WHAT THIS TASK INVOLVES:
Omit every picture and output the rest of the records exactly as they are.

__________

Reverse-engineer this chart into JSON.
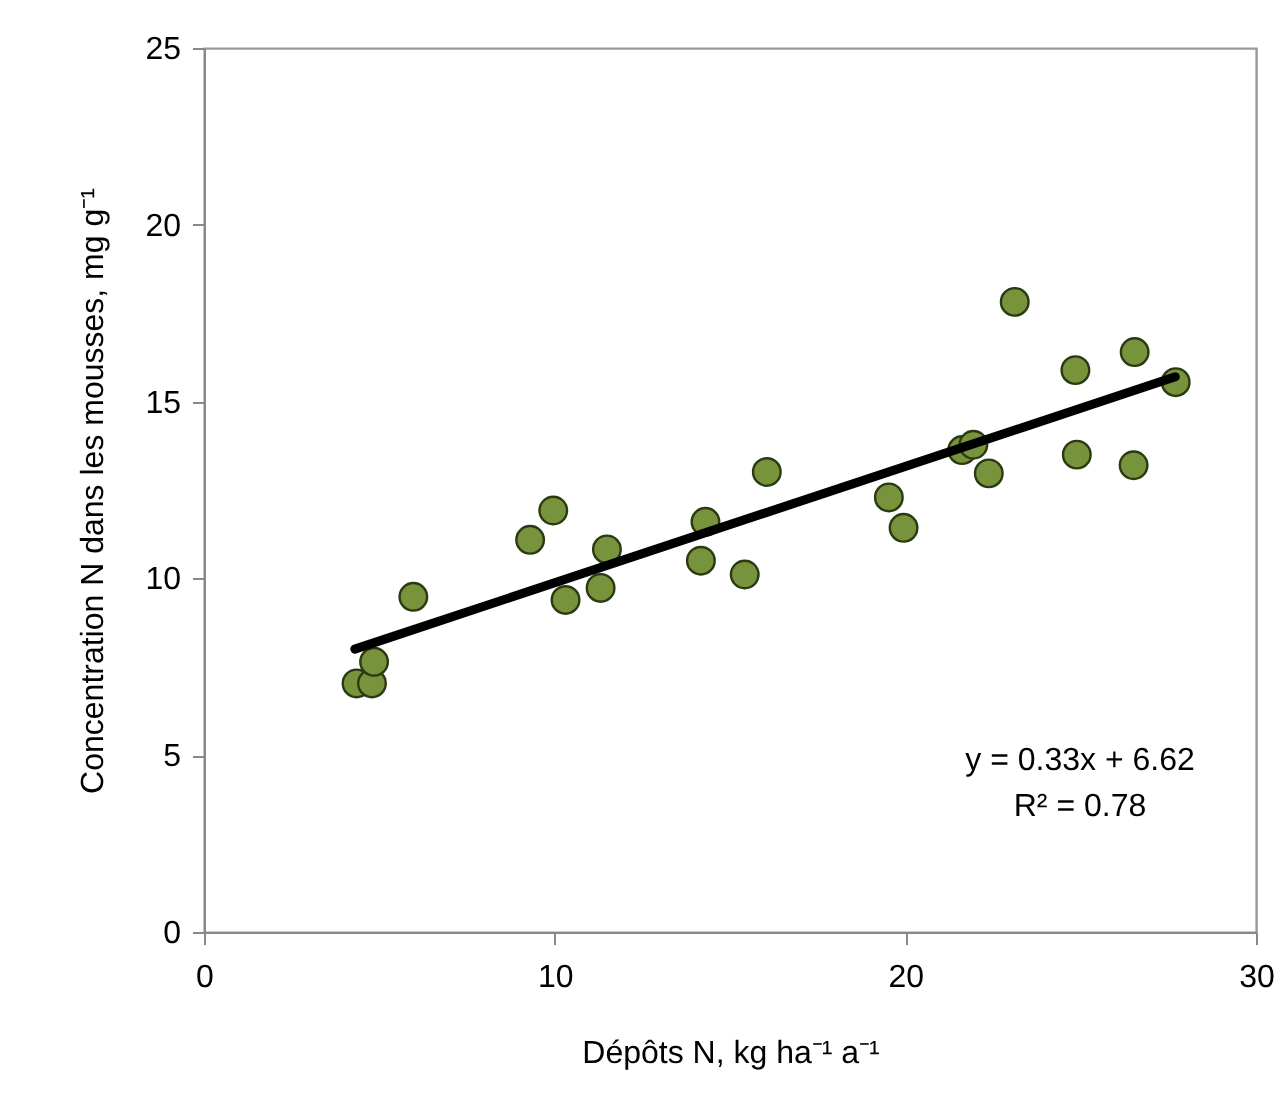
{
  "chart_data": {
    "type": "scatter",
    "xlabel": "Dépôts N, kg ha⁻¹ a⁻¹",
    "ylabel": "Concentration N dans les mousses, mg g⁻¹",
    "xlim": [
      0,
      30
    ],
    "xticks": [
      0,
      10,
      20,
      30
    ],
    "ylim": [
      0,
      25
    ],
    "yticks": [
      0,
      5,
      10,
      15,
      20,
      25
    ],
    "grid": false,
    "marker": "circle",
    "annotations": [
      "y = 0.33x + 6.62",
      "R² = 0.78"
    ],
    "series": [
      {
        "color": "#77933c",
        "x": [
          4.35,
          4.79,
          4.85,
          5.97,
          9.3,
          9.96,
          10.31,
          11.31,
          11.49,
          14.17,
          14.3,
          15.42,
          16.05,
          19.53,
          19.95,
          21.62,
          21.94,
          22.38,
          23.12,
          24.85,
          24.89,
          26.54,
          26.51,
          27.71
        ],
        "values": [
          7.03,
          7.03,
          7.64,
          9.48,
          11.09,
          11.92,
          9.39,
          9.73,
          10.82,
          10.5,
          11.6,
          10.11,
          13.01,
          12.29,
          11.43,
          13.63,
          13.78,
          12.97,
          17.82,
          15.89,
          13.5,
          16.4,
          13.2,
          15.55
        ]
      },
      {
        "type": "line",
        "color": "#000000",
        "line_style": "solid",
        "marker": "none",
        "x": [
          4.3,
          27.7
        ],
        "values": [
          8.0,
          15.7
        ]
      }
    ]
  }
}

__________

OUTPUT OF THE EXERCISE:
Reverse-engineer this chart into JSON.
{
  "chart_data": {
    "type": "scatter",
    "xlabel": "Dépôts N, kg ha⁻¹ a⁻¹",
    "ylabel": "Concentration N dans les mousses, mg g⁻¹",
    "xlim": [
      0,
      30
    ],
    "xticks": [
      0,
      10,
      20,
      30
    ],
    "ylim": [
      0,
      25
    ],
    "yticks": [
      0,
      5,
      10,
      15,
      20,
      25
    ],
    "grid": false,
    "marker": "circle",
    "annotations": [
      "y = 0.33x + 6.62",
      "R² = 0.78"
    ],
    "series": [
      {
        "color": "#77933c",
        "x": [
          4.35,
          4.79,
          4.85,
          5.97,
          9.3,
          9.96,
          10.31,
          11.31,
          11.49,
          14.17,
          14.3,
          15.42,
          16.05,
          19.53,
          19.95,
          21.62,
          21.94,
          22.38,
          23.12,
          24.85,
          24.89,
          26.54,
          26.51,
          27.71
        ],
        "values": [
          7.03,
          7.03,
          7.64,
          9.48,
          11.09,
          11.92,
          9.39,
          9.73,
          10.82,
          10.5,
          11.6,
          10.11,
          13.01,
          12.29,
          11.43,
          13.63,
          13.78,
          12.97,
          17.82,
          15.89,
          13.5,
          16.4,
          13.2,
          15.55
        ]
      },
      {
        "type": "line",
        "color": "#000000",
        "line_style": "solid",
        "marker": "none",
        "x": [
          4.3,
          27.7
        ],
        "values": [
          8.0,
          15.7
        ]
      }
    ]
  }
}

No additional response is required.